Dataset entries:
:::::
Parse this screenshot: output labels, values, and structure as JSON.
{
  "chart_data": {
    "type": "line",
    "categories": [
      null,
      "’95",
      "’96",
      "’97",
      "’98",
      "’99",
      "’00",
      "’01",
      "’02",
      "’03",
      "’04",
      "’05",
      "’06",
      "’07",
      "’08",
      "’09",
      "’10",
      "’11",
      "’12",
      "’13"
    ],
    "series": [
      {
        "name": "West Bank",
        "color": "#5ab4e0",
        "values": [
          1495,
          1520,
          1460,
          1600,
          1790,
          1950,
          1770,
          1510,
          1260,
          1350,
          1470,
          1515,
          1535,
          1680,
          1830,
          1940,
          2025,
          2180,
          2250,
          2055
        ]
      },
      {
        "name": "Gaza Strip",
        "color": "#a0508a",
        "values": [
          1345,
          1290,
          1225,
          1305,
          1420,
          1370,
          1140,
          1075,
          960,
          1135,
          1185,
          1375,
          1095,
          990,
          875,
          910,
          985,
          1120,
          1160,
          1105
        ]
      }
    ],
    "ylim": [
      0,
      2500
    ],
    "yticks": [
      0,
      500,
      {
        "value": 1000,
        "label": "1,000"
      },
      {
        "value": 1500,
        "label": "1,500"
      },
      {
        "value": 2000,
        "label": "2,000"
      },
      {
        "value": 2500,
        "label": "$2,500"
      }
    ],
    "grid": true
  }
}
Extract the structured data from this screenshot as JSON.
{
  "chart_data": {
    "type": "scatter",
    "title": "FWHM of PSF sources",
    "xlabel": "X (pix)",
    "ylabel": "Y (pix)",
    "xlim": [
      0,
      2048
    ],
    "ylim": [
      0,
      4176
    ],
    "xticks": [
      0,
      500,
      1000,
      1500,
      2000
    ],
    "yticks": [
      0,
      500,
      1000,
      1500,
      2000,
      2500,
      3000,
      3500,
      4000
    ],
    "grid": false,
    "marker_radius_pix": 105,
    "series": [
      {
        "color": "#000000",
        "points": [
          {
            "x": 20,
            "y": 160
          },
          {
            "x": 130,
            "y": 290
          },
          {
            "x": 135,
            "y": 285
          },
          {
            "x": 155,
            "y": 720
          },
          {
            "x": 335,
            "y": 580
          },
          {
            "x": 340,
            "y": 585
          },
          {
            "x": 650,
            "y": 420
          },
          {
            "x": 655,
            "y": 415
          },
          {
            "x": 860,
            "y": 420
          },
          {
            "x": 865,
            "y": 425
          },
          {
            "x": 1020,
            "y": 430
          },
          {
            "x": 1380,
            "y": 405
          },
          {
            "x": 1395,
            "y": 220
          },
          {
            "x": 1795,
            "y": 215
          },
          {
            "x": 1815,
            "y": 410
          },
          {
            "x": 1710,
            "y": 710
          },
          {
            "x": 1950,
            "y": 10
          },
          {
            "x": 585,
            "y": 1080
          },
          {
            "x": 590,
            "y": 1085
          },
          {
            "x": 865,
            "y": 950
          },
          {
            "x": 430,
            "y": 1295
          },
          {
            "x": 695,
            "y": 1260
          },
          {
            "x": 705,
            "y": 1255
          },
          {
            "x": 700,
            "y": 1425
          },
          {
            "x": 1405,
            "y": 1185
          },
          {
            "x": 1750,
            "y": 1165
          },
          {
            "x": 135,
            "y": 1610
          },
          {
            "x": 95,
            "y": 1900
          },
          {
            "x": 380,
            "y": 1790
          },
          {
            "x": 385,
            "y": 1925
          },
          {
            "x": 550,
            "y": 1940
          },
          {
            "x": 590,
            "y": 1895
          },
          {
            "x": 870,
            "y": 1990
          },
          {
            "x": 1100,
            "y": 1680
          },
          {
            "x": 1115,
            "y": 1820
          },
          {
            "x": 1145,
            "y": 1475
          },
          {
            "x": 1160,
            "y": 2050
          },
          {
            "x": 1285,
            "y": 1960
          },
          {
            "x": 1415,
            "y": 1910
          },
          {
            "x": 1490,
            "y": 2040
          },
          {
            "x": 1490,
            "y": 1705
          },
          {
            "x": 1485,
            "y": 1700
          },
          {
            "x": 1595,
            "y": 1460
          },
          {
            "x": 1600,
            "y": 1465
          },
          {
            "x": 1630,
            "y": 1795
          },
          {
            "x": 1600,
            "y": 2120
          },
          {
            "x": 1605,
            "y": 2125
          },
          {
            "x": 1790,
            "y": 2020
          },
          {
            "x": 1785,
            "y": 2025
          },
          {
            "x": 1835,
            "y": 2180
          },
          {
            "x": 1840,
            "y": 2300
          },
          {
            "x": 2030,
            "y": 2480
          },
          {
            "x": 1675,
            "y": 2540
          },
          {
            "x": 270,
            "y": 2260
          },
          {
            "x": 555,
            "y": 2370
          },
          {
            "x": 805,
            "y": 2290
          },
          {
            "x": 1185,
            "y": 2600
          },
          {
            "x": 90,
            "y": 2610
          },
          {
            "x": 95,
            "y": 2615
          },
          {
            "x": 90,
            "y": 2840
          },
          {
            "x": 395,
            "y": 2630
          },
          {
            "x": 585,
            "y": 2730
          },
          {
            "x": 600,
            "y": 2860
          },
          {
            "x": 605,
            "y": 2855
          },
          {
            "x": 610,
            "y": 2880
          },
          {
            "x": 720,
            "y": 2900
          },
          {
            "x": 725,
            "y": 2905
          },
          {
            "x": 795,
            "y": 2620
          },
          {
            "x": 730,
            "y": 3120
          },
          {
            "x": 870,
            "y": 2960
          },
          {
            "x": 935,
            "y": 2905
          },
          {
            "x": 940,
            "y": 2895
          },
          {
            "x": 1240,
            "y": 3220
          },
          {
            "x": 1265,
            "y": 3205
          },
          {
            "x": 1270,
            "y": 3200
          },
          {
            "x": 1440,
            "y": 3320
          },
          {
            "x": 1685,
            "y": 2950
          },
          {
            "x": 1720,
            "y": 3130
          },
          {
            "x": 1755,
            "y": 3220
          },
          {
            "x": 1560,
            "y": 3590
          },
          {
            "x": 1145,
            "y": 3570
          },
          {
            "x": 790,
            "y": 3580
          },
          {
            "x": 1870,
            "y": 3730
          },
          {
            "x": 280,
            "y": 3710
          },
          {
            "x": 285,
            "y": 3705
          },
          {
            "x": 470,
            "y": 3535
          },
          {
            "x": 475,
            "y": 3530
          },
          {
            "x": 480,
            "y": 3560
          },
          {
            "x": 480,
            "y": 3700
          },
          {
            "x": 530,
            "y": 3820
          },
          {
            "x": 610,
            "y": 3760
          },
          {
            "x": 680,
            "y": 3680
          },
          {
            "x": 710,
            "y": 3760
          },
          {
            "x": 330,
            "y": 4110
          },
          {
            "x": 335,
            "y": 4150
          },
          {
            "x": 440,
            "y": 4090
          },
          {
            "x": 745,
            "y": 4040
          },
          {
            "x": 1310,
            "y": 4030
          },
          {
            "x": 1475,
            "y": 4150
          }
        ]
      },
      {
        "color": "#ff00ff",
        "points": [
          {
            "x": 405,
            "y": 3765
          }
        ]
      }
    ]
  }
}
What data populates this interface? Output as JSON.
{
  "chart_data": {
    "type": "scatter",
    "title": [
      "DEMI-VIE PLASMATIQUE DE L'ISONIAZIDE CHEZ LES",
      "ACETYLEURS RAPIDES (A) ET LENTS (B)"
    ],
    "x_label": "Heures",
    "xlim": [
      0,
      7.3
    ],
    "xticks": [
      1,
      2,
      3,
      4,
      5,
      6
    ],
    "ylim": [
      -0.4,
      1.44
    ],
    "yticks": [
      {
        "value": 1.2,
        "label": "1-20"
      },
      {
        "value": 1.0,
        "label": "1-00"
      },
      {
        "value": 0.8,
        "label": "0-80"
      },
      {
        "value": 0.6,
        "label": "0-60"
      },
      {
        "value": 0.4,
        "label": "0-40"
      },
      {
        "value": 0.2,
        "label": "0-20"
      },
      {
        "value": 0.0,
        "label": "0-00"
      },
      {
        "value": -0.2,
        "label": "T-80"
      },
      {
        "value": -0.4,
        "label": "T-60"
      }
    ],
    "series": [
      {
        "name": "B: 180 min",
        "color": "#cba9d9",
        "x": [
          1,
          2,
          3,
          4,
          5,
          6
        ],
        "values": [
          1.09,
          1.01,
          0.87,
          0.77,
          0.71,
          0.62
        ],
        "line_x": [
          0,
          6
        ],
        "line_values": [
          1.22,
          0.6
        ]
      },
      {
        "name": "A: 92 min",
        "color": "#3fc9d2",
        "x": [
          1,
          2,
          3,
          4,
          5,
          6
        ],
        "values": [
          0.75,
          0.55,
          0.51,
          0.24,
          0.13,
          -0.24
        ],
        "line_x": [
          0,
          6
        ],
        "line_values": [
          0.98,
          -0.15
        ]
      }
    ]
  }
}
:::::
§ EXERCISE PROMPT
Go through the entries above and copy every line containing "JSON".

§ THE SOLUTION
Parse this screenshot: output labels, values, and structure as JSON.
Extract the structured data from this screenshot as JSON.
What data populates this interface? Output as JSON.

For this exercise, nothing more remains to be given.